- What to do -
Pull out every line below that contains the word "stradale".

(Items listed in a dataset)
----

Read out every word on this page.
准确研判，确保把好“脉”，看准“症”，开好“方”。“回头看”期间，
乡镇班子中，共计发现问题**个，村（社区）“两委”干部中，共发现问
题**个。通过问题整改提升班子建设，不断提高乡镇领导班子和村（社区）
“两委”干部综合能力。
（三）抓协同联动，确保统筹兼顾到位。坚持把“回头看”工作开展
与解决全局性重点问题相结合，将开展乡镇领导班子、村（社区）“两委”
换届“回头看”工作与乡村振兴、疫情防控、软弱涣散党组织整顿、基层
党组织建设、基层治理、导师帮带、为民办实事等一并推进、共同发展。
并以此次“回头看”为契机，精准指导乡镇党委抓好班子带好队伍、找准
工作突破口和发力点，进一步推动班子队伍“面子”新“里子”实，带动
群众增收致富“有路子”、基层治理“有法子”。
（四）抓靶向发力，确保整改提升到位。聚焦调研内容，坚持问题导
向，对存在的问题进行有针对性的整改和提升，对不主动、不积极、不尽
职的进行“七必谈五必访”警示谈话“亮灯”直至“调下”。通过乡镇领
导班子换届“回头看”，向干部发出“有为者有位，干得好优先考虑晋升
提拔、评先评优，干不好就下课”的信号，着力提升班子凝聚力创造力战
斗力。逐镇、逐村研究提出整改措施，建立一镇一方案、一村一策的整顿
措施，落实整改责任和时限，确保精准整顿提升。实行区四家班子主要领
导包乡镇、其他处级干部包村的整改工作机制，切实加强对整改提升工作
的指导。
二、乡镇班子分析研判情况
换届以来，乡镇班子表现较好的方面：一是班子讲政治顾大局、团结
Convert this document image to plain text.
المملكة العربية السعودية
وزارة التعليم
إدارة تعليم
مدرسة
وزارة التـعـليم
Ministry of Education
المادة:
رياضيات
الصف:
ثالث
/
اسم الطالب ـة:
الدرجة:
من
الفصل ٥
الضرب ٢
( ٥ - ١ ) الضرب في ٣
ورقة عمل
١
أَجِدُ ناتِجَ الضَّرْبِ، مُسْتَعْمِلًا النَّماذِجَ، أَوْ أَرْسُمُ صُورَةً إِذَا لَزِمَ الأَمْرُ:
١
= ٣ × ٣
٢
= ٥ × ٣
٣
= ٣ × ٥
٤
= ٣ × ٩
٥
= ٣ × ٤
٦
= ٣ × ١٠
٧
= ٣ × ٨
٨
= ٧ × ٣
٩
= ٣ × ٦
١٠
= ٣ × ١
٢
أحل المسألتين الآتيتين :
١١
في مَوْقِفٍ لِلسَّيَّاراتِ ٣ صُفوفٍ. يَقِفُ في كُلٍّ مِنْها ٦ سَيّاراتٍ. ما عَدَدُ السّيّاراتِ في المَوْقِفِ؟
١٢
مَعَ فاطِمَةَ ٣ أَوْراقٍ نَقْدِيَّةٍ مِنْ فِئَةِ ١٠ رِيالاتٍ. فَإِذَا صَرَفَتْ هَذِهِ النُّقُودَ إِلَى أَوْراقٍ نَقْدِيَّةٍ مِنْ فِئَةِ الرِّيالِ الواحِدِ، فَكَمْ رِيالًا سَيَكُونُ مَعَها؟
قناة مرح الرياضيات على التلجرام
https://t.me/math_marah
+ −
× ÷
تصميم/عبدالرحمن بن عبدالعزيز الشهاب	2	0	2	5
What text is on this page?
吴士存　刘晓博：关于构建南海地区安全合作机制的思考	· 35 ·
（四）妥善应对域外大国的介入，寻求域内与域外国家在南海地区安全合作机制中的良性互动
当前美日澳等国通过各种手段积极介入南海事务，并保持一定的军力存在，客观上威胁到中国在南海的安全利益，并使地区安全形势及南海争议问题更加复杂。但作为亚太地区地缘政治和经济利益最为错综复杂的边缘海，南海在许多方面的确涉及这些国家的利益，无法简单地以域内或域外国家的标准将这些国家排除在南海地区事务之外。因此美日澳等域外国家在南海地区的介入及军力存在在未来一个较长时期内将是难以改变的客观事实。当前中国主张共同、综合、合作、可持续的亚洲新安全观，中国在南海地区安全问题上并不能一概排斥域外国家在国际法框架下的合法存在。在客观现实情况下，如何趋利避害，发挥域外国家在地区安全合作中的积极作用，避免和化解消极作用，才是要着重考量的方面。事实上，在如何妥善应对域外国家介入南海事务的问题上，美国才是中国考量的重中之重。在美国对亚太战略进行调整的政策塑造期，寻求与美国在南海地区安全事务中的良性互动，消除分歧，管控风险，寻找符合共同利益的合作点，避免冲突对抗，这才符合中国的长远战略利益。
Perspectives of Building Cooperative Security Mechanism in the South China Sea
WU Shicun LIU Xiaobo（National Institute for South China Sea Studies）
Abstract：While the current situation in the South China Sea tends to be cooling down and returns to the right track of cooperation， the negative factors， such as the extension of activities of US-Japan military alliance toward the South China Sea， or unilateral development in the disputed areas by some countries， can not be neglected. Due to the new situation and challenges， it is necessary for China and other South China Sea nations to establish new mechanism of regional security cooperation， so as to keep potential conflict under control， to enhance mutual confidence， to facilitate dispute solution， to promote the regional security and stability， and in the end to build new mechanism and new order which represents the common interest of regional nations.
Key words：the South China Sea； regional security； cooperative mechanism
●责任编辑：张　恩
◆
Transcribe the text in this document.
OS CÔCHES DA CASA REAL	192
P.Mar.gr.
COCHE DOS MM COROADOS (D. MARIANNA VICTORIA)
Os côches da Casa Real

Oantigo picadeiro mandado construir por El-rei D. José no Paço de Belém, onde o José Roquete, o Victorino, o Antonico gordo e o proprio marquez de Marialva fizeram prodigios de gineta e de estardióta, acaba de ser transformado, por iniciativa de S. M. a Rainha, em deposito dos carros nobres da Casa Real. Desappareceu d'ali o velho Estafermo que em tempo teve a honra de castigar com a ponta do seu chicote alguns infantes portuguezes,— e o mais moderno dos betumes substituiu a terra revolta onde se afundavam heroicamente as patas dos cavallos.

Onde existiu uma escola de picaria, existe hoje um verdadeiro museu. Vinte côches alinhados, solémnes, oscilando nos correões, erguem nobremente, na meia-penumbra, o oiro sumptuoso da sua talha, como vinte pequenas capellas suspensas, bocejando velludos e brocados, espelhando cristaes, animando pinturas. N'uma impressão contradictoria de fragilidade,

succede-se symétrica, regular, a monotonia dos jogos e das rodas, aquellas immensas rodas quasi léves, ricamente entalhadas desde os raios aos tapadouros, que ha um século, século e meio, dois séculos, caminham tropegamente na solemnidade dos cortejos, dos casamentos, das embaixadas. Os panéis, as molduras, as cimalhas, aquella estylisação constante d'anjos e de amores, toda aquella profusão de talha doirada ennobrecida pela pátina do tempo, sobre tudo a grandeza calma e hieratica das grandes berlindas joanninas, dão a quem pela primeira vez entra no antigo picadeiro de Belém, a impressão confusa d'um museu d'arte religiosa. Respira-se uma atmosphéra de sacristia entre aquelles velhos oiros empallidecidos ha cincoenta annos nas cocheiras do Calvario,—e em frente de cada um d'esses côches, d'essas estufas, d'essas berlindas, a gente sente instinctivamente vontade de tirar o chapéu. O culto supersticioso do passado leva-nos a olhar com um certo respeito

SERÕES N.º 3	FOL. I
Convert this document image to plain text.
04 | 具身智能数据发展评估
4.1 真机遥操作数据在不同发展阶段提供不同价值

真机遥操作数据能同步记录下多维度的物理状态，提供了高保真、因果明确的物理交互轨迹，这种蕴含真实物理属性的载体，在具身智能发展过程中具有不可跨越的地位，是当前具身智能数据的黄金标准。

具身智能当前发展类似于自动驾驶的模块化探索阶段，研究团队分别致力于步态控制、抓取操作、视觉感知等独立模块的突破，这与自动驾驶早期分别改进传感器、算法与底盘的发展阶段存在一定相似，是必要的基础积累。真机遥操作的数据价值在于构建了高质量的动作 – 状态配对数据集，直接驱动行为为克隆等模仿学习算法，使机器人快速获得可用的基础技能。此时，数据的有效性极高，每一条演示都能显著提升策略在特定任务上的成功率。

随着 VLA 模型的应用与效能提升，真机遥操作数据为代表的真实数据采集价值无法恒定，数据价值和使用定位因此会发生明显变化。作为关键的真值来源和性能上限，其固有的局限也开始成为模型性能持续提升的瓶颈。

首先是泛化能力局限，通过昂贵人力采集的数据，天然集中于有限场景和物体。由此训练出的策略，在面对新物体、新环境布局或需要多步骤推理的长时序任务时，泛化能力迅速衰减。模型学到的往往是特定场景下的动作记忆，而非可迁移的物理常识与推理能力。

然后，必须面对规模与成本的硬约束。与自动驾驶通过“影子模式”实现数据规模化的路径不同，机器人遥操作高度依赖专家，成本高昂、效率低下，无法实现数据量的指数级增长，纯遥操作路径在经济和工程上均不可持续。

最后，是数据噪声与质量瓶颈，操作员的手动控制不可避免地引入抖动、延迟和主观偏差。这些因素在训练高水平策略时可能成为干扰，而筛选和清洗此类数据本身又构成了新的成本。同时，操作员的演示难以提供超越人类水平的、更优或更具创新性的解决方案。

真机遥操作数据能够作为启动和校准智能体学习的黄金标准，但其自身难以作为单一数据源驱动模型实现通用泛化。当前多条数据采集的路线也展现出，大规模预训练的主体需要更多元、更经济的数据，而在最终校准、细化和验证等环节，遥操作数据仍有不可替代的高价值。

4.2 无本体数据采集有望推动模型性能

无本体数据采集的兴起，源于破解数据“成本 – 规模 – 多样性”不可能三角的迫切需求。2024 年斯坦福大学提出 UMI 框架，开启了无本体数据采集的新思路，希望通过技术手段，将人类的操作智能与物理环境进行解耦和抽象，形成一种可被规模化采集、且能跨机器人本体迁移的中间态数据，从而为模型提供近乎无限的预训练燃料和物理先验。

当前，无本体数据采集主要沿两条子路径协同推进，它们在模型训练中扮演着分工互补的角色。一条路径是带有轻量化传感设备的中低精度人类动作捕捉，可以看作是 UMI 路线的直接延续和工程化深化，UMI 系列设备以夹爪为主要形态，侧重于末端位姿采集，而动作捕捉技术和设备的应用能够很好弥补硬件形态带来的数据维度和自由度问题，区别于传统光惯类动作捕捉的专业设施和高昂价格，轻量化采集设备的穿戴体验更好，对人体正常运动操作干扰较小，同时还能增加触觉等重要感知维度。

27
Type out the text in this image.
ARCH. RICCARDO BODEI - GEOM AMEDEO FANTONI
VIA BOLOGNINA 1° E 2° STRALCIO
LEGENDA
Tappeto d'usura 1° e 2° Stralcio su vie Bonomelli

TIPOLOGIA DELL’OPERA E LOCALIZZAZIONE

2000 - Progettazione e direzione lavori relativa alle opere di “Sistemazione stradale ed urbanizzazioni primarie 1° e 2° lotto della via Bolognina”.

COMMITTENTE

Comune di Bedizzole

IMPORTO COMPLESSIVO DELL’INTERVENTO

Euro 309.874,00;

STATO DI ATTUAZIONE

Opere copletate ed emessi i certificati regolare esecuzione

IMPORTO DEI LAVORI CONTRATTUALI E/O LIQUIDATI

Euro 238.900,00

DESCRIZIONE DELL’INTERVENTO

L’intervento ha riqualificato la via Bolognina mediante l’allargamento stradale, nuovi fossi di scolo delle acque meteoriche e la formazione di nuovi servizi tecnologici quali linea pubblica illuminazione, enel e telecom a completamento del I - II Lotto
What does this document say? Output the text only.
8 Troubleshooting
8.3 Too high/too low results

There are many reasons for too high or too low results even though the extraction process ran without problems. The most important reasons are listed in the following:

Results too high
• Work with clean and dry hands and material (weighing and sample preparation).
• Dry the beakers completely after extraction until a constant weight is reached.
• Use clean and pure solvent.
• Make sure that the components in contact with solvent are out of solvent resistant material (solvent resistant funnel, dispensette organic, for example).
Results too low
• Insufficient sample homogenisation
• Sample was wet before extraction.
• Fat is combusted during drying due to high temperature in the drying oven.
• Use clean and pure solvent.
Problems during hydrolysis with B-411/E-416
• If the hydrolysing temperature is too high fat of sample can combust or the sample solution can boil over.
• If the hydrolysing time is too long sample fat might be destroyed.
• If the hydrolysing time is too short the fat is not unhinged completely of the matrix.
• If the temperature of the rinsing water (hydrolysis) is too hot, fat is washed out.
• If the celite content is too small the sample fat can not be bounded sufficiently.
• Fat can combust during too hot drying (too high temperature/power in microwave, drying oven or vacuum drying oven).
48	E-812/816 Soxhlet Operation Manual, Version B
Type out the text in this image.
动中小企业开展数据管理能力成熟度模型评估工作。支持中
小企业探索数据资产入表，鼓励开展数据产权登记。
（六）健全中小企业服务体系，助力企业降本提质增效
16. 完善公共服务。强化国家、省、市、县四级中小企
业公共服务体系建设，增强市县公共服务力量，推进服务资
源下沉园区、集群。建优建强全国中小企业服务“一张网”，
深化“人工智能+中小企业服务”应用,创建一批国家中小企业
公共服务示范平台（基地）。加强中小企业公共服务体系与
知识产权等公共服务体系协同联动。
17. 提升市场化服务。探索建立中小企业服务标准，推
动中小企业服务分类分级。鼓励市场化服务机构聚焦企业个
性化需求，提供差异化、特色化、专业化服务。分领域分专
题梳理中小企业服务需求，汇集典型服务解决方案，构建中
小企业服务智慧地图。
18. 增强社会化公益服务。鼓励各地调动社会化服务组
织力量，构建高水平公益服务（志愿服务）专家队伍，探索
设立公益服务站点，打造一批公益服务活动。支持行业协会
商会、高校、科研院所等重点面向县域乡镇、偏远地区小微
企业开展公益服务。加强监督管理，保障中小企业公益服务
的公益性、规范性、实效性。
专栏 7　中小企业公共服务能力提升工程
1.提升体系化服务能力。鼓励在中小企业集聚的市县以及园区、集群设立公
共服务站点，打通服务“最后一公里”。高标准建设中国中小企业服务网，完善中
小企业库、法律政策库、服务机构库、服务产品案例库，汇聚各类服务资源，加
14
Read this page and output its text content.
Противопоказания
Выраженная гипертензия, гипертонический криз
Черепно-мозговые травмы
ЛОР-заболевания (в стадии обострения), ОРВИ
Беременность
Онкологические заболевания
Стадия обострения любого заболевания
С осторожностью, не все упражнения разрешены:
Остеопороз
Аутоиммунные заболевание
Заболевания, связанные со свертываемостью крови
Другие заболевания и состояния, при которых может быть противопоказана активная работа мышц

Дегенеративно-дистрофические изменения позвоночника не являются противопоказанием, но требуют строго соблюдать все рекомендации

----

- Solved exercise -
2000 - Progettazione e direzione lavori relativa alle opere di “Sistemazione stradale ed urbanizzazioni primarie 1° e 2° lotto della via Bolognina”.
L’intervento ha riqualificato la via Bolognina mediante l’allargamento stradale, nuovi fossi di scolo delle acque meteoriche e la formazione di nuovi servizi tecnologici quali linea pubblica illuminazione, enel e telecom a completamento del I - II Lotto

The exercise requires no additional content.